▶ **SET TASK**
Quote all of the data exactly as given. Skip every picture it contains.

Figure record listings
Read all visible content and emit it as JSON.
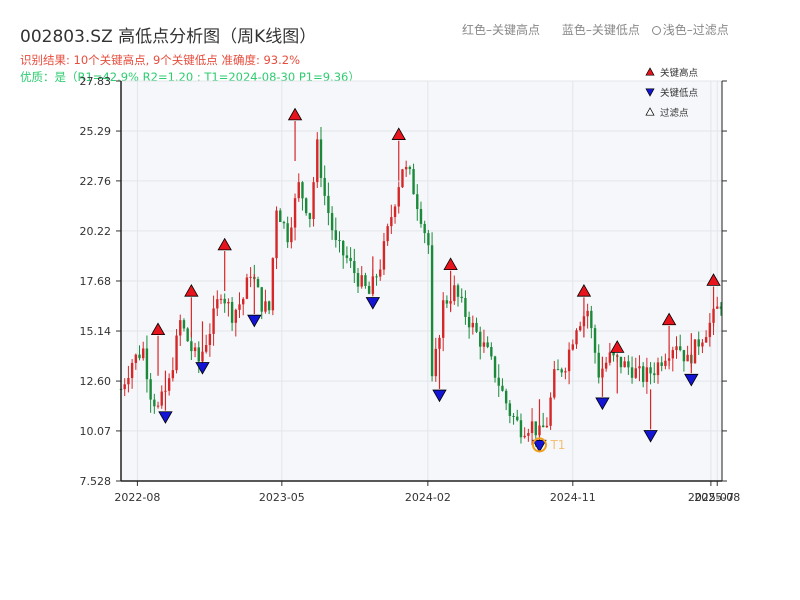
{
  "header": {
    "title": "002803.SZ 高低点分析图（周K线图）",
    "legend_note_red": "红色–关键高点",
    "legend_note_blue": "蓝色–关键低点",
    "legend_note_hollow": "浅色–过滤点",
    "result_text": "识别结果: 10个关键高点, 9个关键低点  准确度: 93.2%",
    "quality_text": "优质：是（R1=42.9%  R2=1.20 ; T1=2024-08-30 P1=9.36）"
  },
  "colors": {
    "up": "#d62728",
    "down": "#1a8a3a",
    "high_marker": "#e8141d",
    "low_marker": "#1414d4",
    "t1_circle": "#f0a020",
    "plot_bg": "#f5f7fa"
  },
  "chart_data": {
    "type": "candlestick",
    "xlim": [
      "2022-07-01",
      "2025-08-10"
    ],
    "ylim": [
      7.528,
      27.83
    ],
    "y_ticks": [
      "7.528",
      "10.07",
      "12.60",
      "15.14",
      "17.68",
      "20.22",
      "22.76",
      "25.29",
      "27.83"
    ],
    "x_ticks": [
      {
        "date": "2022-08-01",
        "label": "2022-08"
      },
      {
        "date": "2023-05-01",
        "label": "2023-05"
      },
      {
        "date": "2024-02-01",
        "label": "2024-02"
      },
      {
        "date": "2024-11-01",
        "label": "2024-11"
      },
      {
        "date": "2025-07-20",
        "label": "2025-07"
      },
      {
        "date": "2025-08-01",
        "label": "2025-08"
      }
    ],
    "legend": [
      {
        "symbol": "high",
        "label": "关键高点"
      },
      {
        "symbol": "low",
        "label": "关键低点"
      },
      {
        "symbol": "filtered",
        "label": "过滤点"
      }
    ],
    "weekly_close_path": [
      [
        "2022-07-01",
        12.2
      ],
      [
        "2022-07-22",
        13.6
      ],
      [
        "2022-08-12",
        14.2
      ],
      [
        "2022-08-26",
        12.0
      ],
      [
        "2022-09-09",
        11.2
      ],
      [
        "2022-09-30",
        12.5
      ],
      [
        "2022-10-21",
        15.6
      ],
      [
        "2022-11-11",
        14.2
      ],
      [
        "2022-11-25",
        13.6
      ],
      [
        "2022-12-16",
        15.2
      ],
      [
        "2023-01-06",
        17.2
      ],
      [
        "2023-01-27",
        16.0
      ],
      [
        "2023-02-17",
        16.8
      ],
      [
        "2023-03-03",
        18.2
      ],
      [
        "2023-03-24",
        16.5
      ],
      [
        "2023-04-07",
        16.2
      ],
      [
        "2023-04-21",
        21.5
      ],
      [
        "2023-05-12",
        20.0
      ],
      [
        "2023-06-02",
        22.5
      ],
      [
        "2023-06-23",
        21.0
      ],
      [
        "2023-07-07",
        24.5
      ],
      [
        "2023-07-21",
        22.0
      ],
      [
        "2023-08-11",
        19.5
      ],
      [
        "2023-09-01",
        18.8
      ],
      [
        "2023-09-22",
        17.8
      ],
      [
        "2023-10-13",
        17.0
      ],
      [
        "2023-11-03",
        18.5
      ],
      [
        "2023-11-24",
        21.0
      ],
      [
        "2023-12-15",
        23.5
      ],
      [
        "2023-12-29",
        23.0
      ],
      [
        "2024-01-19",
        21.0
      ],
      [
        "2024-02-02",
        19.5
      ],
      [
        "2024-02-09",
        12.5
      ],
      [
        "2024-03-01",
        16.5
      ],
      [
        "2024-03-22",
        17.2
      ],
      [
        "2024-04-12",
        16.0
      ],
      [
        "2024-05-03",
        15.0
      ],
      [
        "2024-05-24",
        14.0
      ],
      [
        "2024-06-14",
        12.5
      ],
      [
        "2024-07-05",
        11.0
      ],
      [
        "2024-07-26",
        10.2
      ],
      [
        "2024-08-16",
        10.4
      ],
      [
        "2024-08-30",
        9.9
      ],
      [
        "2024-09-13",
        10.5
      ],
      [
        "2024-09-27",
        12.8
      ],
      [
        "2024-10-18",
        13.5
      ],
      [
        "2024-11-08",
        15.5
      ],
      [
        "2024-11-29",
        16.2
      ],
      [
        "2024-12-20",
        13.0
      ],
      [
        "2025-01-10",
        13.8
      ],
      [
        "2025-01-31",
        13.5
      ],
      [
        "2025-02-21",
        13.2
      ],
      [
        "2025-03-14",
        12.8
      ],
      [
        "2025-04-04",
        13.2
      ],
      [
        "2025-04-25",
        14.0
      ],
      [
        "2025-05-16",
        14.6
      ],
      [
        "2025-06-06",
        13.6
      ],
      [
        "2025-06-27",
        14.6
      ],
      [
        "2025-07-18",
        15.5
      ],
      [
        "2025-08-08",
        16.6
      ]
    ],
    "key_highs": [
      {
        "date": "2022-09-09",
        "price": 14.9
      },
      {
        "date": "2022-11-11",
        "price": 16.85
      },
      {
        "date": "2023-01-13",
        "price": 19.2
      },
      {
        "date": "2023-05-26",
        "price": 25.8
      },
      {
        "date": "2023-12-08",
        "price": 24.8
      },
      {
        "date": "2024-03-15",
        "price": 18.2
      },
      {
        "date": "2024-11-22",
        "price": 16.85
      },
      {
        "date": "2025-01-24",
        "price": 14.0
      },
      {
        "date": "2025-05-02",
        "price": 15.4
      },
      {
        "date": "2025-07-25",
        "price": 17.4
      }
    ],
    "key_lows": [
      {
        "date": "2022-09-23",
        "price": 11.1
      },
      {
        "date": "2022-12-02",
        "price": 13.6
      },
      {
        "date": "2023-03-10",
        "price": 16.0
      },
      {
        "date": "2023-10-20",
        "price": 16.9
      },
      {
        "date": "2024-02-23",
        "price": 12.2
      },
      {
        "date": "2024-12-27",
        "price": 11.8
      },
      {
        "date": "2025-03-28",
        "price": 10.15
      },
      {
        "date": "2025-06-13",
        "price": 13.0
      },
      {
        "date": "2024-08-30",
        "price": 9.65
      }
    ],
    "t1_marker": {
      "date": "2024-08-30",
      "price": 9.36,
      "label": "T1"
    }
  }
}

▶ **COMPLETE RESPONSE**
Read all visible content and emit it as JSON.
{
  "header": {
    "title": "002803.SZ 高低点分析图（周K线图）",
    "legend_note_red": "红色–关键高点",
    "legend_note_blue": "蓝色–关键低点",
    "legend_note_hollow": "浅色–过滤点",
    "result_text": "识别结果: 10个关键高点, 9个关键低点  准确度: 93.2%",
    "quality_text": "优质：是（R1=42.9%  R2=1.20 ; T1=2024-08-30 P1=9.36）"
  },
  "colors": {
    "up": "#d62728",
    "down": "#1a8a3a",
    "high_marker": "#e8141d",
    "low_marker": "#1414d4",
    "t1_circle": "#f0a020",
    "plot_bg": "#f5f7fa"
  },
  "chart_data": {
    "type": "candlestick",
    "xlim": [
      "2022-07-01",
      "2025-08-10"
    ],
    "ylim": [
      7.528,
      27.83
    ],
    "y_ticks": [
      "7.528",
      "10.07",
      "12.60",
      "15.14",
      "17.68",
      "20.22",
      "22.76",
      "25.29",
      "27.83"
    ],
    "x_ticks": [
      {
        "date": "2022-08-01",
        "label": "2022-08"
      },
      {
        "date": "2023-05-01",
        "label": "2023-05"
      },
      {
        "date": "2024-02-01",
        "label": "2024-02"
      },
      {
        "date": "2024-11-01",
        "label": "2024-11"
      },
      {
        "date": "2025-07-20",
        "label": "2025-07"
      },
      {
        "date": "2025-08-01",
        "label": "2025-08"
      }
    ],
    "legend": [
      {
        "symbol": "high",
        "label": "关键高点"
      },
      {
        "symbol": "low",
        "label": "关键低点"
      },
      {
        "symbol": "filtered",
        "label": "过滤点"
      }
    ],
    "weekly_close_path": [
      [
        "2022-07-01",
        12.2
      ],
      [
        "2022-07-22",
        13.6
      ],
      [
        "2022-08-12",
        14.2
      ],
      [
        "2022-08-26",
        12.0
      ],
      [
        "2022-09-09",
        11.2
      ],
      [
        "2022-09-30",
        12.5
      ],
      [
        "2022-10-21",
        15.6
      ],
      [
        "2022-11-11",
        14.2
      ],
      [
        "2022-11-25",
        13.6
      ],
      [
        "2022-12-16",
        15.2
      ],
      [
        "2023-01-06",
        17.2
      ],
      [
        "2023-01-27",
        16.0
      ],
      [
        "2023-02-17",
        16.8
      ],
      [
        "2023-03-03",
        18.2
      ],
      [
        "2023-03-24",
        16.5
      ],
      [
        "2023-04-07",
        16.2
      ],
      [
        "2023-04-21",
        21.5
      ],
      [
        "2023-05-12",
        20.0
      ],
      [
        "2023-06-02",
        22.5
      ],
      [
        "2023-06-23",
        21.0
      ],
      [
        "2023-07-07",
        24.5
      ],
      [
        "2023-07-21",
        22.0
      ],
      [
        "2023-08-11",
        19.5
      ],
      [
        "2023-09-01",
        18.8
      ],
      [
        "2023-09-22",
        17.8
      ],
      [
        "2023-10-13",
        17.0
      ],
      [
        "2023-11-03",
        18.5
      ],
      [
        "2023-11-24",
        21.0
      ],
      [
        "2023-12-15",
        23.5
      ],
      [
        "2023-12-29",
        23.0
      ],
      [
        "2024-01-19",
        21.0
      ],
      [
        "2024-02-02",
        19.5
      ],
      [
        "2024-02-09",
        12.5
      ],
      [
        "2024-03-01",
        16.5
      ],
      [
        "2024-03-22",
        17.2
      ],
      [
        "2024-04-12",
        16.0
      ],
      [
        "2024-05-03",
        15.0
      ],
      [
        "2024-05-24",
        14.0
      ],
      [
        "2024-06-14",
        12.5
      ],
      [
        "2024-07-05",
        11.0
      ],
      [
        "2024-07-26",
        10.2
      ],
      [
        "2024-08-16",
        10.4
      ],
      [
        "2024-08-30",
        9.9
      ],
      [
        "2024-09-13",
        10.5
      ],
      [
        "2024-09-27",
        12.8
      ],
      [
        "2024-10-18",
        13.5
      ],
      [
        "2024-11-08",
        15.5
      ],
      [
        "2024-11-29",
        16.2
      ],
      [
        "2024-12-20",
        13.0
      ],
      [
        "2025-01-10",
        13.8
      ],
      [
        "2025-01-31",
        13.5
      ],
      [
        "2025-02-21",
        13.2
      ],
      [
        "2025-03-14",
        12.8
      ],
      [
        "2025-04-04",
        13.2
      ],
      [
        "2025-04-25",
        14.0
      ],
      [
        "2025-05-16",
        14.6
      ],
      [
        "2025-06-06",
        13.6
      ],
      [
        "2025-06-27",
        14.6
      ],
      [
        "2025-07-18",
        15.5
      ],
      [
        "2025-08-08",
        16.6
      ]
    ],
    "key_highs": [
      {
        "date": "2022-09-09",
        "price": 14.9
      },
      {
        "date": "2022-11-11",
        "price": 16.85
      },
      {
        "date": "2023-01-13",
        "price": 19.2
      },
      {
        "date": "2023-05-26",
        "price": 25.8
      },
      {
        "date": "2023-12-08",
        "price": 24.8
      },
      {
        "date": "2024-03-15",
        "price": 18.2
      },
      {
        "date": "2024-11-22",
        "price": 16.85
      },
      {
        "date": "2025-01-24",
        "price": 14.0
      },
      {
        "date": "2025-05-02",
        "price": 15.4
      },
      {
        "date": "2025-07-25",
        "price": 17.4
      }
    ],
    "key_lows": [
      {
        "date": "2022-09-23",
        "price": 11.1
      },
      {
        "date": "2022-12-02",
        "price": 13.6
      },
      {
        "date": "2023-03-10",
        "price": 16.0
      },
      {
        "date": "2023-10-20",
        "price": 16.9
      },
      {
        "date": "2024-02-23",
        "price": 12.2
      },
      {
        "date": "2024-12-27",
        "price": 11.8
      },
      {
        "date": "2025-03-28",
        "price": 10.15
      },
      {
        "date": "2025-06-13",
        "price": 13.0
      },
      {
        "date": "2024-08-30",
        "price": 9.65
      }
    ],
    "t1_marker": {
      "date": "2024-08-30",
      "price": 9.36,
      "label": "T1"
    }
  }
}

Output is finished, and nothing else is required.